Below are records to transcribe exactly, without their pictures.
***
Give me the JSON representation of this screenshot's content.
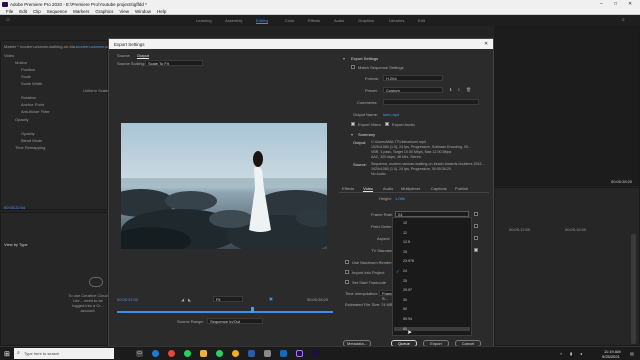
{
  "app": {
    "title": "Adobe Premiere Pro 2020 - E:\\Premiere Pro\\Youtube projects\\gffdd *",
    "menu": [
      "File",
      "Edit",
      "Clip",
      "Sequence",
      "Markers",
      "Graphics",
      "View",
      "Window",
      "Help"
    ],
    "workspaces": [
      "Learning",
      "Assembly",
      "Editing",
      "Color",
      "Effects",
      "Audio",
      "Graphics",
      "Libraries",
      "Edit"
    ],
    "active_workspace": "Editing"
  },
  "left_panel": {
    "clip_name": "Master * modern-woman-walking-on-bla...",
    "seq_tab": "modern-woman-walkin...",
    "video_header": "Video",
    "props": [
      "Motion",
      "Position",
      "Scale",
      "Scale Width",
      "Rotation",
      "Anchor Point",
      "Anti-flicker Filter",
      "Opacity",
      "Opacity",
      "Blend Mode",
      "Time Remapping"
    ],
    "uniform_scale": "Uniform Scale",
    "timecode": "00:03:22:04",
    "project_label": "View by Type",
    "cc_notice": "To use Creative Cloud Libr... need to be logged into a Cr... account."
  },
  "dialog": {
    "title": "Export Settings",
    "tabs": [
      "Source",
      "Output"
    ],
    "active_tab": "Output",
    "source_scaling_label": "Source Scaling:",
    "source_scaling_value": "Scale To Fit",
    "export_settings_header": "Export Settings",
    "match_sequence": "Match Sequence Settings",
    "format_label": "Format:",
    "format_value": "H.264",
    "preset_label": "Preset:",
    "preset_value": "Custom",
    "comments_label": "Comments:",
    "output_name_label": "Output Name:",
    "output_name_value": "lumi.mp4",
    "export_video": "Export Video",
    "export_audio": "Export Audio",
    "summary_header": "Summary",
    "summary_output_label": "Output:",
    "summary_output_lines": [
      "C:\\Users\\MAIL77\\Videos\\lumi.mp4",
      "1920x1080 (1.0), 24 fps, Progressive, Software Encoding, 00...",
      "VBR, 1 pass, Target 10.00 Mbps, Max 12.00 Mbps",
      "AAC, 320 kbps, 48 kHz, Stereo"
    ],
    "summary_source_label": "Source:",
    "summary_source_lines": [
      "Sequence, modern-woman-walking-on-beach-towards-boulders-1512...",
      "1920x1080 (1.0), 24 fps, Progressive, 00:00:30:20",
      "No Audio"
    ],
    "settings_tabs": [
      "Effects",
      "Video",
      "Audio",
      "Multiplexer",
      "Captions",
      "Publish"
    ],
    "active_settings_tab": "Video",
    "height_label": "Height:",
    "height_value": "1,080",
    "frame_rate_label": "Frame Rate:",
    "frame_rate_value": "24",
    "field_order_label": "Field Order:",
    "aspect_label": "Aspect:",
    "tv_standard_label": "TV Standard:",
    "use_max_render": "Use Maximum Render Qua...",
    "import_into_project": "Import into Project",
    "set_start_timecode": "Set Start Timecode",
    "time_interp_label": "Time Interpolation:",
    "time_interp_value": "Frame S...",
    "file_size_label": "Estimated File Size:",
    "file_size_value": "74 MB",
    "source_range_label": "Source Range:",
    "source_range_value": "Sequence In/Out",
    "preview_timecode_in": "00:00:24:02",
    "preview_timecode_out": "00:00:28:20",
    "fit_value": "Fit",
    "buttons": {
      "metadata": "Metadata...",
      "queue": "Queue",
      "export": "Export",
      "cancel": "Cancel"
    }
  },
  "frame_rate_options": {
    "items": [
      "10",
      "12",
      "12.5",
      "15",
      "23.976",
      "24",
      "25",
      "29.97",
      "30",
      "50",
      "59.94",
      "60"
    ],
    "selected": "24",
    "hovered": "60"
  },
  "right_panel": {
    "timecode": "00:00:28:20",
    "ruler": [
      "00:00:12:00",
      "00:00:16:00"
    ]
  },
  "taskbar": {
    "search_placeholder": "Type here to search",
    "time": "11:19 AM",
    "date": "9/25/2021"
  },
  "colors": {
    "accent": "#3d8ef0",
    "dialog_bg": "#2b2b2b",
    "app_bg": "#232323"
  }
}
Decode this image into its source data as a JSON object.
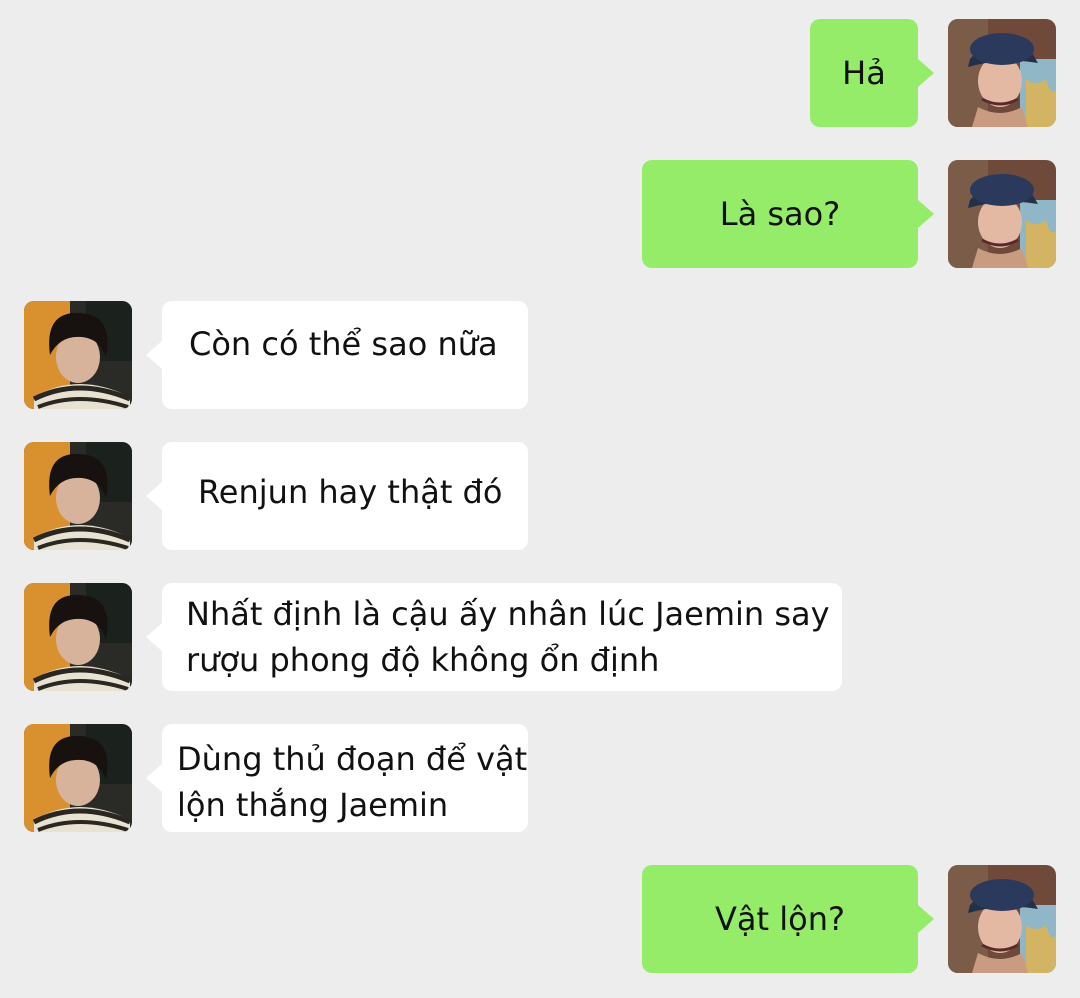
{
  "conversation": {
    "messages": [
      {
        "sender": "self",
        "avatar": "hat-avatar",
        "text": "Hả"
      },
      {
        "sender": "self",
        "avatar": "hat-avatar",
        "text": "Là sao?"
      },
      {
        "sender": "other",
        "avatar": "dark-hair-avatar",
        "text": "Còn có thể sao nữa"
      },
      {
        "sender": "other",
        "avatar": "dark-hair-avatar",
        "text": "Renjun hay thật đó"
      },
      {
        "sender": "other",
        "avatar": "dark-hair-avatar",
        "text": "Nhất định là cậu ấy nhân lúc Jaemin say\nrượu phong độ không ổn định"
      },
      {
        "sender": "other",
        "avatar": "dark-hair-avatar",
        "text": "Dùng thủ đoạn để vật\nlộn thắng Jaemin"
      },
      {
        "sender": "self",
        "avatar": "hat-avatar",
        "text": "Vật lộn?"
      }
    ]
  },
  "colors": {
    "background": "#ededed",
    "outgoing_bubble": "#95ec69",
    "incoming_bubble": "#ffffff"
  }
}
***
:: EXERCISE OUTPUT ::
Give me the JSON representation of this screenshot's content.
{
  "app": {
    "title": "Adobe Premiere Pro 2020 - E:\\Premiere Pro\\Youtube projects\\gffdd *",
    "menu": [
      "File",
      "Edit",
      "Clip",
      "Sequence",
      "Markers",
      "Graphics",
      "View",
      "Window",
      "Help"
    ],
    "workspaces": [
      "Learning",
      "Assembly",
      "Editing",
      "Color",
      "Effects",
      "Audio",
      "Graphics",
      "Libraries",
      "Edit"
    ],
    "active_workspace": "Editing"
  },
  "left_panel": {
    "clip_name": "Master * modern-woman-walking-on-bla...",
    "seq_tab": "modern-woman-walkin...",
    "video_header": "Video",
    "props": [
      "Motion",
      "Position",
      "Scale",
      "Scale Width",
      "Rotation",
      "Anchor Point",
      "Anti-flicker Filter",
      "Opacity",
      "Opacity",
      "Blend Mode",
      "Time Remapping"
    ],
    "uniform_scale": "Uniform Scale",
    "timecode": "00:03:22:04",
    "project_label": "View by Type",
    "cc_notice": "To use Creative Cloud Libr... need to be logged into a Cr... account."
  },
  "dialog": {
    "title": "Export Settings",
    "tabs": [
      "Source",
      "Output"
    ],
    "active_tab": "Output",
    "source_scaling_label": "Source Scaling:",
    "source_scaling_value": "Scale To Fit",
    "export_settings_header": "Export Settings",
    "match_sequence": "Match Sequence Settings",
    "format_label": "Format:",
    "format_value": "H.264",
    "preset_label": "Preset:",
    "preset_value": "Custom",
    "comments_label": "Comments:",
    "output_name_label": "Output Name:",
    "output_name_value": "lumi.mp4",
    "export_video": "Export Video",
    "export_audio": "Export Audio",
    "summary_header": "Summary",
    "summary_output_label": "Output:",
    "summary_output_lines": [
      "C:\\Users\\MAIL77\\Videos\\lumi.mp4",
      "1920x1080 (1.0), 24 fps, Progressive, Software Encoding, 00...",
      "VBR, 1 pass, Target 10.00 Mbps, Max 12.00 Mbps",
      "AAC, 320 kbps, 48 kHz, Stereo"
    ],
    "summary_source_label": "Source:",
    "summary_source_lines": [
      "Sequence, modern-woman-walking-on-beach-towards-boulders-1512...",
      "1920x1080 (1.0), 24 fps, Progressive, 00:00:30:20",
      "No Audio"
    ],
    "settings_tabs": [
      "Effects",
      "Video",
      "Audio",
      "Multiplexer",
      "Captions",
      "Publish"
    ],
    "active_settings_tab": "Video",
    "height_label": "Height:",
    "height_value": "1,080",
    "frame_rate_label": "Frame Rate:",
    "frame_rate_value": "24",
    "field_order_label": "Field Order:",
    "aspect_label": "Aspect:",
    "tv_standard_label": "TV Standard:",
    "use_max_render": "Use Maximum Render Qua...",
    "import_into_project": "Import into Project",
    "set_start_timecode": "Set Start Timecode",
    "time_interp_label": "Time Interpolation:",
    "time_interp_value": "Frame S...",
    "file_size_label": "Estimated File Size:",
    "file_size_value": "74 MB",
    "source_range_label": "Source Range:",
    "source_range_value": "Sequence In/Out",
    "preview_timecode_in": "00:00:24:02",
    "preview_timecode_out": "00:00:28:20",
    "fit_value": "Fit",
    "buttons": {
      "metadata": "Metadata...",
      "queue": "Queue",
      "export": "Export",
      "cancel": "Cancel"
    }
  },
  "frame_rate_options": {
    "items": [
      "10",
      "12",
      "12.5",
      "15",
      "23.976",
      "24",
      "25",
      "29.97",
      "30",
      "50",
      "59.94",
      "60"
    ],
    "selected": "24",
    "hovered": "60"
  },
  "right_panel": {
    "timecode": "00:00:28:20",
    "ruler": [
      "00:00:12:00",
      "00:00:16:00"
    ]
  },
  "taskbar": {
    "search_placeholder": "Type here to search",
    "time": "11:19 AM",
    "date": "9/25/2021"
  },
  "colors": {
    "accent": "#3d8ef0",
    "dialog_bg": "#2b2b2b",
    "app_bg": "#232323"
  }
}
Decode this image into its source data as a JSON object.
{
  "conversation": {
    "messages": [
      {
        "sender": "self",
        "avatar": "hat-avatar",
        "text": "Hả"
      },
      {
        "sender": "self",
        "avatar": "hat-avatar",
        "text": "Là sao?"
      },
      {
        "sender": "other",
        "avatar": "dark-hair-avatar",
        "text": "Còn có thể sao nữa"
      },
      {
        "sender": "other",
        "avatar": "dark-hair-avatar",
        "text": "Renjun hay thật đó"
      },
      {
        "sender": "other",
        "avatar": "dark-hair-avatar",
        "text": "Nhất định là cậu ấy nhân lúc Jaemin say\nrượu phong độ không ổn định"
      },
      {
        "sender": "other",
        "avatar": "dark-hair-avatar",
        "text": "Dùng thủ đoạn để vật\nlộn thắng Jaemin"
      },
      {
        "sender": "self",
        "avatar": "hat-avatar",
        "text": "Vật lộn?"
      }
    ]
  },
  "colors": {
    "background": "#ededed",
    "outgoing_bubble": "#95ec69",
    "incoming_bubble": "#ffffff"
  }
}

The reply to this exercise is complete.